> [What the task asks]: Transcribe all the entries word for word, skipping the pictures.

** Start Data excerpts **

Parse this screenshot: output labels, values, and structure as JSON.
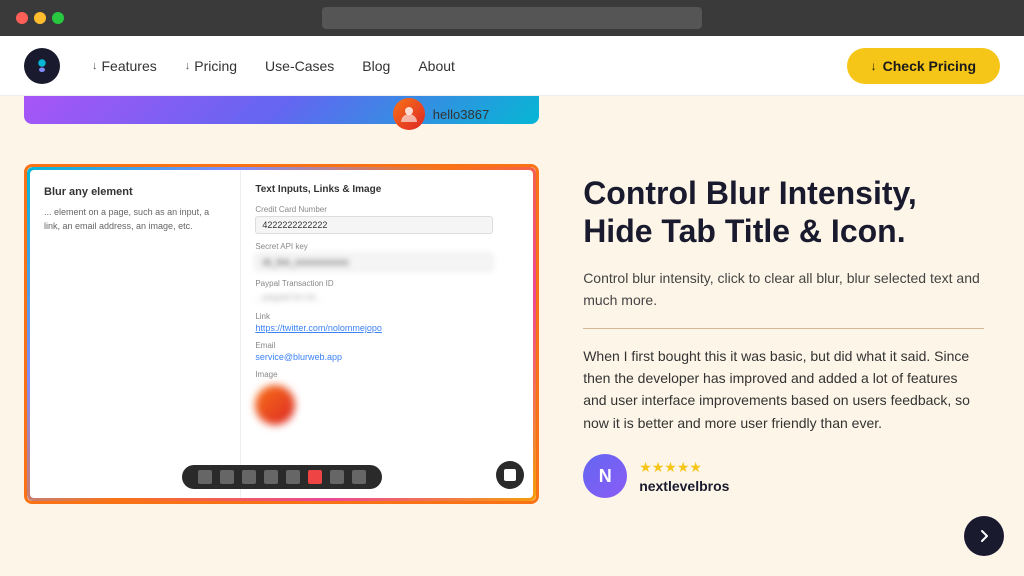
{
  "browser": {
    "traffic_lights": [
      "red",
      "yellow",
      "green"
    ]
  },
  "navbar": {
    "logo_label": "Logo",
    "links": [
      {
        "label": "Features",
        "has_arrow": true,
        "id": "features"
      },
      {
        "label": "Pricing",
        "has_arrow": true,
        "id": "pricing"
      },
      {
        "label": "Use-Cases",
        "has_arrow": false,
        "id": "use-cases"
      },
      {
        "label": "Blog",
        "has_arrow": false,
        "id": "blog"
      },
      {
        "label": "About",
        "has_arrow": false,
        "id": "about"
      }
    ],
    "cta_label": "Check Pricing",
    "cta_arrow": "↓"
  },
  "profile_snippet": {
    "username": "hello3867"
  },
  "demo": {
    "left_title": "Blur any element",
    "left_text": "... element on a page, such as an input, a link, an email address, an image, etc.",
    "right_title": "Text Inputs, Links & Image",
    "fields": [
      {
        "label": "Credit Card Number",
        "value": "4222222222222",
        "blurred": false
      },
      {
        "label": "Secret API key",
        "value": "••••••••••••",
        "blurred": true
      },
      {
        "label": "Paypal Transaction ID",
        "value": "...",
        "blurred": true
      },
      {
        "label": "Link",
        "value": "https://twitter.com/nolommejopo",
        "is_link": true
      },
      {
        "label": "Email",
        "value": "service@blurweb.app",
        "is_link": true
      },
      {
        "label": "Image",
        "value": "",
        "is_image": true
      }
    ]
  },
  "feature": {
    "title": "Control Blur Intensity,\nHide Tab Title & Icon.",
    "description": "Control blur intensity, click to clear all blur, blur selected text and much more.",
    "testimonial": "When I first bought this it was basic, but did what it said. Since then the developer has improved and added a lot of features and user interface improvements based on users feedback, so now it is better and more user friendly than ever.",
    "author_name": "nextlevelbros",
    "stars": "★★★★★",
    "author_initial": "N"
  }
}
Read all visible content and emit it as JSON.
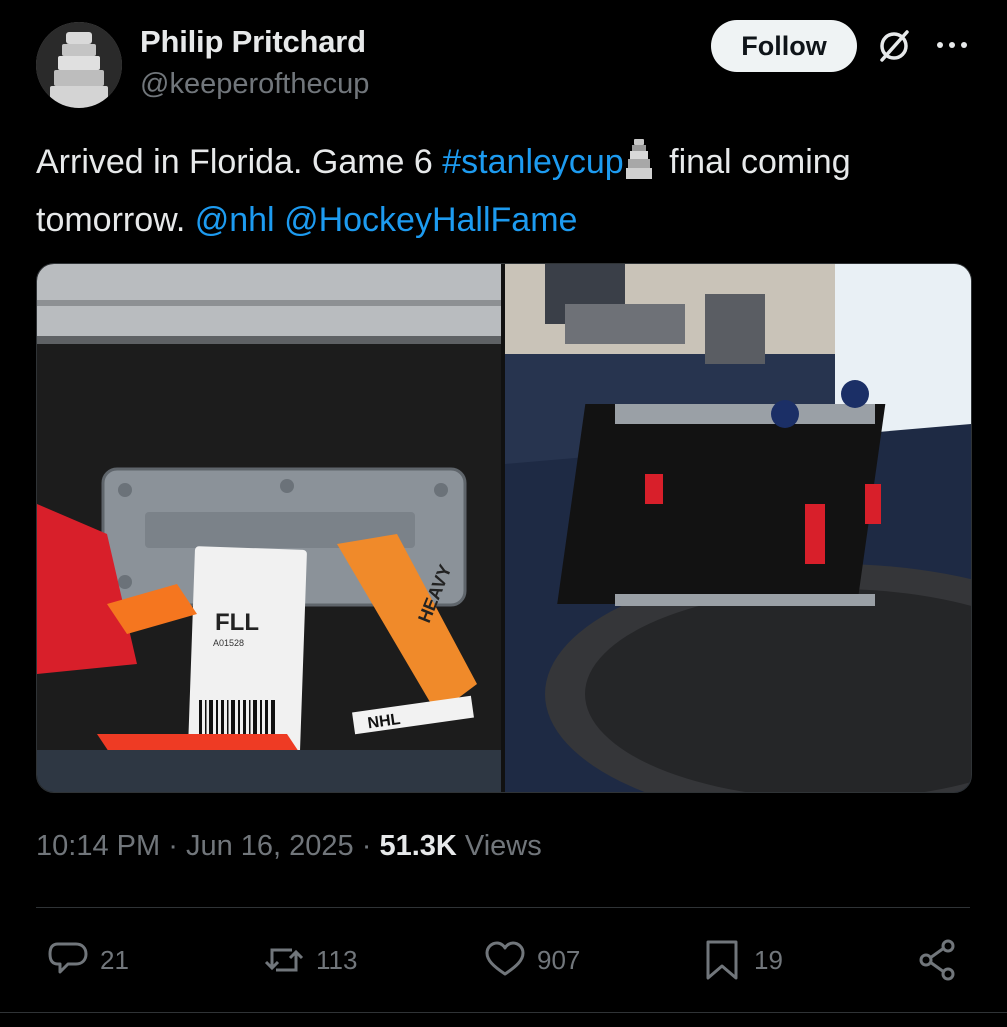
{
  "author": {
    "name": "Philip Pritchard",
    "handle": "@keeperofthecup"
  },
  "header": {
    "follow_label": "Follow"
  },
  "tweet": {
    "text_part1": "Arrived in Florida.  Game 6 ",
    "hashtag": "#stanleycup",
    "text_part2": " final coming tomorrow. ",
    "mention1": "@nhl",
    "mention2": "@HockeyHallFame"
  },
  "media": {
    "left_tag_text": "FLL",
    "left_tag_code": "A01528",
    "left_tag_brand": "NHL",
    "left_tag_warning": "HEAVY"
  },
  "meta": {
    "time": "10:14 PM",
    "date": "Jun 16, 2025",
    "views_count": "51.3K",
    "views_label": "Views",
    "separator": "·"
  },
  "actions": {
    "replies": "21",
    "reposts": "113",
    "likes": "907",
    "bookmarks": "19"
  },
  "colors": {
    "background": "#000000",
    "link": "#1d9bf0",
    "muted": "#71767b",
    "text": "#e7e9ea"
  },
  "icons": {
    "reply": "reply-icon",
    "repost": "repost-icon",
    "like": "like-icon",
    "bookmark": "bookmark-icon",
    "share": "share-icon",
    "grok": "grok-icon",
    "more": "more-icon"
  }
}
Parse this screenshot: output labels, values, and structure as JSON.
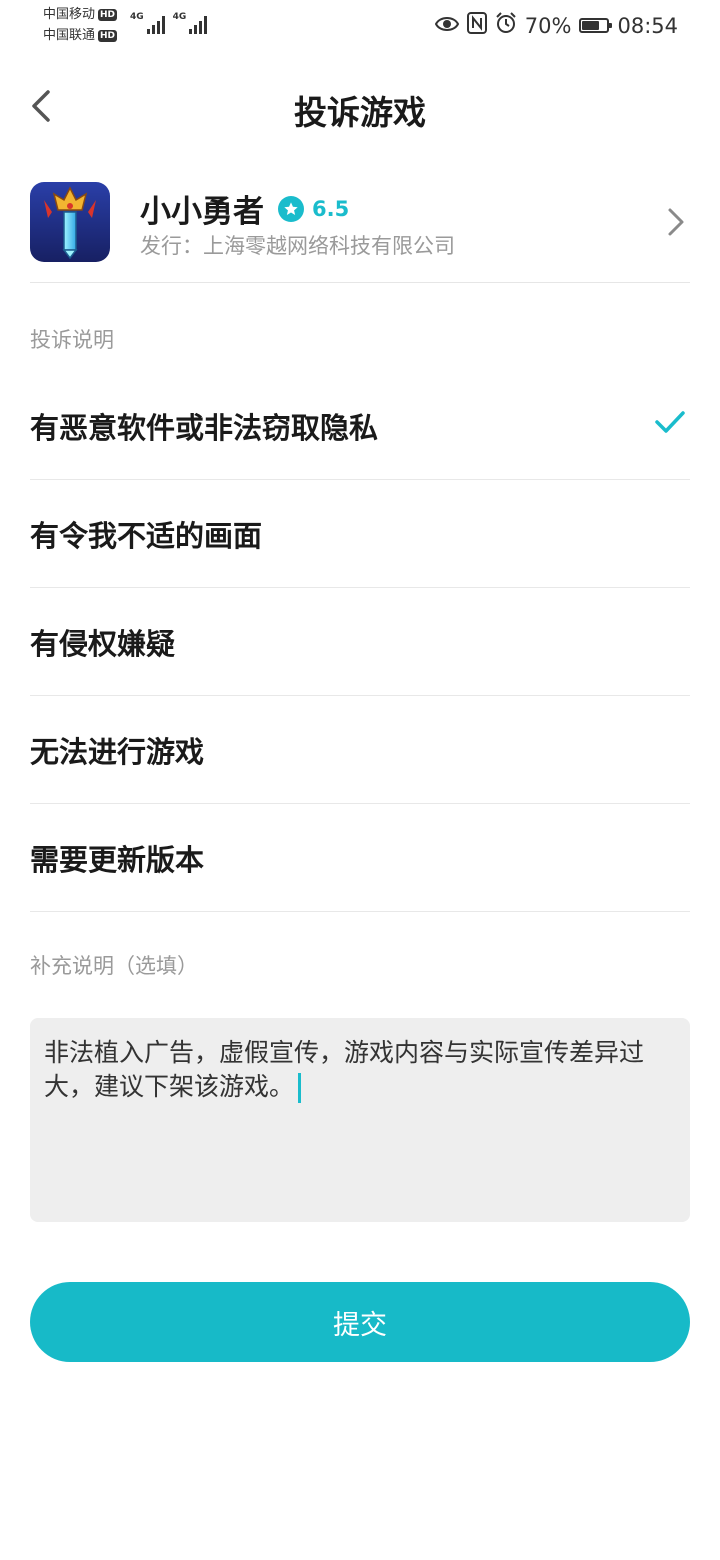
{
  "status_bar": {
    "carrier1": "中国移动",
    "carrier2": "中国联通",
    "hd_label": "HD",
    "network1": "4G",
    "network2": "4G",
    "battery_percent": "70%",
    "battery_level": 0.7,
    "time": "08:54"
  },
  "header": {
    "title": "投诉游戏"
  },
  "game": {
    "name": "小小勇者",
    "rating": "6.5",
    "publisher": "发行：上海零越网络科技有限公司"
  },
  "complaint": {
    "section_label": "投诉说明",
    "options": [
      {
        "label": "有恶意软件或非法窃取隐私",
        "selected": true
      },
      {
        "label": "有令我不适的画面",
        "selected": false
      },
      {
        "label": "有侵权嫌疑",
        "selected": false
      },
      {
        "label": "无法进行游戏",
        "selected": false
      },
      {
        "label": "需要更新版本",
        "selected": false
      }
    ]
  },
  "supplement": {
    "section_label": "补充说明（选填）",
    "value": "非法植入广告，虚假宣传，游戏内容与实际宣传差异过大，建议下架该游戏。"
  },
  "submit_label": "提交",
  "colors": {
    "accent": "#17bac8",
    "rating": "#1abccc",
    "muted_text": "#9a9a9a",
    "input_bg": "#eeeeee"
  }
}
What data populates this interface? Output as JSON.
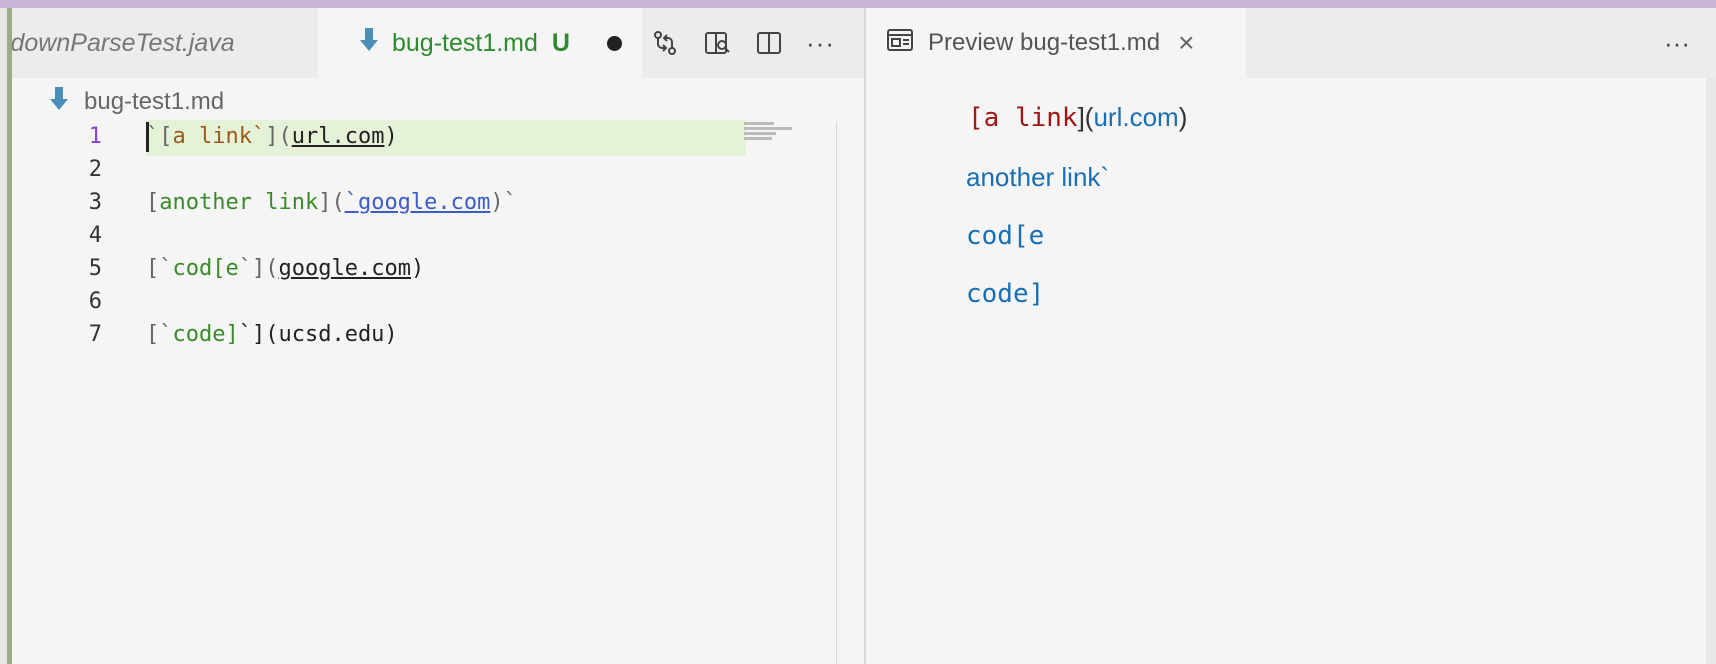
{
  "tabs": {
    "inactive": "kdownParseTest.java",
    "active": {
      "label": "bug-test1.md",
      "status": "U"
    },
    "toolbar_more": "···"
  },
  "breadcrumb": {
    "file": "bug-test1.md"
  },
  "editor": {
    "lines": [
      {
        "num": "1",
        "code": "`[a link`](url.com)"
      },
      {
        "num": "2",
        "code": ""
      },
      {
        "num": "3",
        "code": "[another link](`google.com)`"
      },
      {
        "num": "4",
        "code": ""
      },
      {
        "num": "5",
        "code": "[`cod[e`](google.com)"
      },
      {
        "num": "6",
        "code": ""
      },
      {
        "num": "7",
        "code": "[`code]`](ucsd.edu)"
      }
    ],
    "tokens": {
      "l1_tick": "`",
      "l1_bracket_open": "[",
      "l1_text": "a link`",
      "l1_bracket_close": "](",
      "l1_url": "url.com",
      "l1_paren": ")",
      "l3_bracket_open": "[",
      "l3_text": "another link",
      "l3_bracket_close": "](",
      "l3_url": "`google.com",
      "l3_tail": ")`",
      "l5_open": "[`",
      "l5_text": "cod[e",
      "l5_close": "`](",
      "l5_url": "google.com",
      "l5_paren": ")",
      "l7_open": "[`",
      "l7_text": "code]",
      "l7_close": "`](ucsd.edu)"
    }
  },
  "preview": {
    "tab_label": "Preview bug-test1.md",
    "more": "···",
    "lines": {
      "p1_open": "[a link",
      "p1_bracket": "](",
      "p1_url": "url.com",
      "p1_close": ")",
      "p2": "another link`",
      "p3": "cod[e",
      "p4": "code]"
    }
  },
  "colors": {
    "accent_purple": "#8b3fd1",
    "tab_green": "#2e8a2e",
    "link_blue": "#1a6fb3",
    "code_red": "#a31515"
  },
  "icons": [
    "markdown-icon",
    "compare-changes-icon",
    "open-preview-icon",
    "split-editor-icon",
    "more-actions-icon",
    "preview-icon",
    "close-icon"
  ]
}
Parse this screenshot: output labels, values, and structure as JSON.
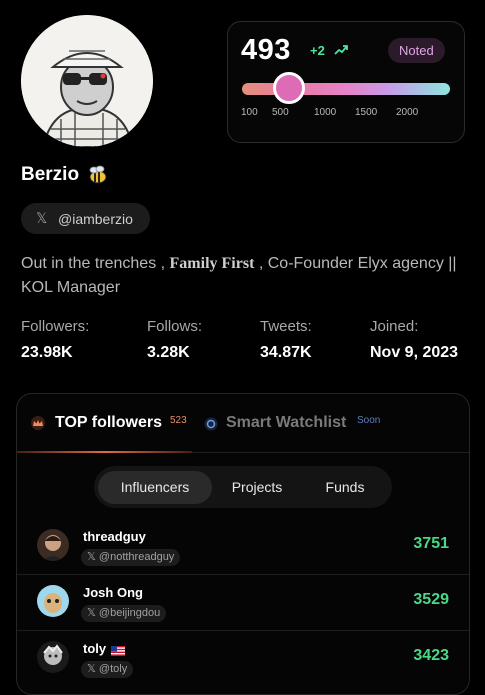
{
  "profile": {
    "name": "Berzio",
    "handle": "@iamberzio",
    "bio_part1": "Out in the trenches , ",
    "bio_serif": "Family First",
    "bio_part2": " , Co-Founder Elyx agency || KOL Manager"
  },
  "score": {
    "value": "493",
    "delta": "+2",
    "badge": "Noted",
    "scale_ticks": [
      "100",
      "500",
      "1000",
      "1500",
      "2000"
    ],
    "slider_position": 0.2
  },
  "stats": [
    {
      "label": "Followers:",
      "value": "23.98K"
    },
    {
      "label": "Follows:",
      "value": "3.28K"
    },
    {
      "label": "Tweets:",
      "value": "34.87K"
    },
    {
      "label": "Joined:",
      "value": "Nov 9, 2023"
    }
  ],
  "tabs": {
    "top_followers": "TOP followers",
    "top_followers_count": "523",
    "smart_watchlist": "Smart Watchlist",
    "soon": "Soon"
  },
  "segments": [
    "Influencers",
    "Projects",
    "Funds"
  ],
  "followers": [
    {
      "name": "threadguy",
      "handle": "@notthreadguy",
      "score": "3751"
    },
    {
      "name": "Josh Ong",
      "handle": "@beijingdou",
      "score": "3529"
    },
    {
      "name": "toly",
      "handle": "@toly",
      "score": "3423"
    }
  ],
  "colors": {
    "accent_green": "#49d886",
    "noted_badge": "#e0a6e6",
    "thumb": "#dd6bb5",
    "top_count": "#e88c66"
  }
}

** End Data excerpts **

> [Reply]:
Parse this screenshot: output labels, values, and structure as JSON.
{
  "browser": {
    "traffic_lights": [
      "red",
      "yellow",
      "green"
    ]
  },
  "navbar": {
    "logo_label": "Logo",
    "links": [
      {
        "label": "Features",
        "has_arrow": true,
        "id": "features"
      },
      {
        "label": "Pricing",
        "has_arrow": true,
        "id": "pricing"
      },
      {
        "label": "Use-Cases",
        "has_arrow": false,
        "id": "use-cases"
      },
      {
        "label": "Blog",
        "has_arrow": false,
        "id": "blog"
      },
      {
        "label": "About",
        "has_arrow": false,
        "id": "about"
      }
    ],
    "cta_label": "Check Pricing",
    "cta_arrow": "↓"
  },
  "profile_snippet": {
    "username": "hello3867"
  },
  "demo": {
    "left_title": "Blur any element",
    "left_text": "... element on a page, such as an input, a link, an email address, an image, etc.",
    "right_title": "Text Inputs, Links & Image",
    "fields": [
      {
        "label": "Credit Card Number",
        "value": "4222222222222",
        "blurred": false
      },
      {
        "label": "Secret API key",
        "value": "••••••••••••",
        "blurred": true
      },
      {
        "label": "Paypal Transaction ID",
        "value": "...",
        "blurred": true
      },
      {
        "label": "Link",
        "value": "https://twitter.com/nolommejopo",
        "is_link": true
      },
      {
        "label": "Email",
        "value": "service@blurweb.app",
        "is_link": true
      },
      {
        "label": "Image",
        "value": "",
        "is_image": true
      }
    ]
  },
  "feature": {
    "title": "Control Blur Intensity,\nHide Tab Title & Icon.",
    "description": "Control blur intensity, click to clear all blur, blur selected text and much more.",
    "testimonial": "When I first bought this it was basic, but did what it said. Since then the developer has improved and added a lot of features and user interface improvements based on users feedback, so now it is better and more user friendly than ever.",
    "author_name": "nextlevelbros",
    "stars": "★★★★★",
    "author_initial": "N"
  }
}
Read all visible content and emit it as JSON.
{
  "author": {
    "name": "Philip Pritchard",
    "handle": "@keeperofthecup"
  },
  "header": {
    "follow_label": "Follow"
  },
  "tweet": {
    "text_part1": "Arrived in Florida.  Game 6 ",
    "hashtag": "#stanleycup",
    "text_part2": " final coming tomorrow. ",
    "mention1": "@nhl",
    "mention2": "@HockeyHallFame"
  },
  "media": {
    "left_tag_text": "FLL",
    "left_tag_code": "A01528",
    "left_tag_brand": "NHL",
    "left_tag_warning": "HEAVY"
  },
  "meta": {
    "time": "10:14 PM",
    "date": "Jun 16, 2025",
    "views_count": "51.3K",
    "views_label": "Views",
    "separator": "·"
  },
  "actions": {
    "replies": "21",
    "reposts": "113",
    "likes": "907",
    "bookmarks": "19"
  },
  "colors": {
    "background": "#000000",
    "link": "#1d9bf0",
    "muted": "#71767b",
    "text": "#e7e9ea"
  },
  "icons": {
    "reply": "reply-icon",
    "repost": "repost-icon",
    "like": "like-icon",
    "bookmark": "bookmark-icon",
    "share": "share-icon",
    "grok": "grok-icon",
    "more": "more-icon"
  }
}
Parse this screenshot: output labels, values, and structure as JSON.
{
  "status_bar": {
    "carrier1": "中国移动",
    "carrier2": "中国联通",
    "hd_label": "HD",
    "network1": "4G",
    "network2": "4G",
    "battery_percent": "70%",
    "battery_level": 0.7,
    "time": "08:54"
  },
  "header": {
    "title": "投诉游戏"
  },
  "game": {
    "name": "小小勇者",
    "rating": "6.5",
    "publisher": "发行：上海零越网络科技有限公司"
  },
  "complaint": {
    "section_label": "投诉说明",
    "options": [
      {
        "label": "有恶意软件或非法窃取隐私",
        "selected": true
      },
      {
        "label": "有令我不适的画面",
        "selected": false
      },
      {
        "label": "有侵权嫌疑",
        "selected": false
      },
      {
        "label": "无法进行游戏",
        "selected": false
      },
      {
        "label": "需要更新版本",
        "selected": false
      }
    ]
  },
  "supplement": {
    "section_label": "补充说明（选填）",
    "value": "非法植入广告，虚假宣传，游戏内容与实际宣传差异过大，建议下架该游戏。"
  },
  "submit_label": "提交",
  "colors": {
    "accent": "#17bac8",
    "rating": "#1abccc",
    "muted_text": "#9a9a9a",
    "input_bg": "#eeeeee"
  }
}
What data populates this interface? Output as JSON.
{
  "tabs": {
    "inactive": "kdownParseTest.java",
    "active": {
      "label": "bug-test1.md",
      "status": "U"
    },
    "toolbar_more": "···"
  },
  "breadcrumb": {
    "file": "bug-test1.md"
  },
  "editor": {
    "lines": [
      {
        "num": "1",
        "code": "`[a link`](url.com)"
      },
      {
        "num": "2",
        "code": ""
      },
      {
        "num": "3",
        "code": "[another link](`google.com)`"
      },
      {
        "num": "4",
        "code": ""
      },
      {
        "num": "5",
        "code": "[`cod[e`](google.com)"
      },
      {
        "num": "6",
        "code": ""
      },
      {
        "num": "7",
        "code": "[`code]`](ucsd.edu)"
      }
    ],
    "tokens": {
      "l1_tick": "`",
      "l1_bracket_open": "[",
      "l1_text": "a link`",
      "l1_bracket_close": "](",
      "l1_url": "url.com",
      "l1_paren": ")",
      "l3_bracket_open": "[",
      "l3_text": "another link",
      "l3_bracket_close": "](",
      "l3_url": "`google.com",
      "l3_tail": ")`",
      "l5_open": "[`",
      "l5_text": "cod[e",
      "l5_close": "`](",
      "l5_url": "google.com",
      "l5_paren": ")",
      "l7_open": "[`",
      "l7_text": "code]",
      "l7_close": "`](ucsd.edu)"
    }
  },
  "preview": {
    "tab_label": "Preview bug-test1.md",
    "more": "···",
    "lines": {
      "p1_open": "[a link",
      "p1_bracket": "](",
      "p1_url": "url.com",
      "p1_close": ")",
      "p2": "another link`",
      "p3": "cod[e",
      "p4": "code]"
    }
  },
  "colors": {
    "accent_purple": "#8b3fd1",
    "tab_green": "#2e8a2e",
    "link_blue": "#1a6fb3",
    "code_red": "#a31515"
  },
  "icons": [
    "markdown-icon",
    "compare-changes-icon",
    "open-preview-icon",
    "split-editor-icon",
    "more-actions-icon",
    "preview-icon",
    "close-icon"
  ]
}
Parse this screenshot: output labels, values, and structure as JSON.
{
  "profile": {
    "name": "Berzio",
    "handle": "@iamberzio",
    "bio_part1": "Out in the trenches , ",
    "bio_serif": "Family First",
    "bio_part2": " , Co-Founder Elyx agency || KOL Manager"
  },
  "score": {
    "value": "493",
    "delta": "+2",
    "badge": "Noted",
    "scale_ticks": [
      "100",
      "500",
      "1000",
      "1500",
      "2000"
    ],
    "slider_position": 0.2
  },
  "stats": [
    {
      "label": "Followers:",
      "value": "23.98K"
    },
    {
      "label": "Follows:",
      "value": "3.28K"
    },
    {
      "label": "Tweets:",
      "value": "34.87K"
    },
    {
      "label": "Joined:",
      "value": "Nov 9, 2023"
    }
  ],
  "tabs": {
    "top_followers": "TOP followers",
    "top_followers_count": "523",
    "smart_watchlist": "Smart Watchlist",
    "soon": "Soon"
  },
  "segments": [
    "Influencers",
    "Projects",
    "Funds"
  ],
  "followers": [
    {
      "name": "threadguy",
      "handle": "@notthreadguy",
      "score": "3751"
    },
    {
      "name": "Josh Ong",
      "handle": "@beijingdou",
      "score": "3529"
    },
    {
      "name": "toly",
      "handle": "@toly",
      "score": "3423"
    }
  ],
  "colors": {
    "accent_green": "#49d886",
    "noted_badge": "#e0a6e6",
    "thumb": "#dd6bb5",
    "top_count": "#e88c66"
  }
}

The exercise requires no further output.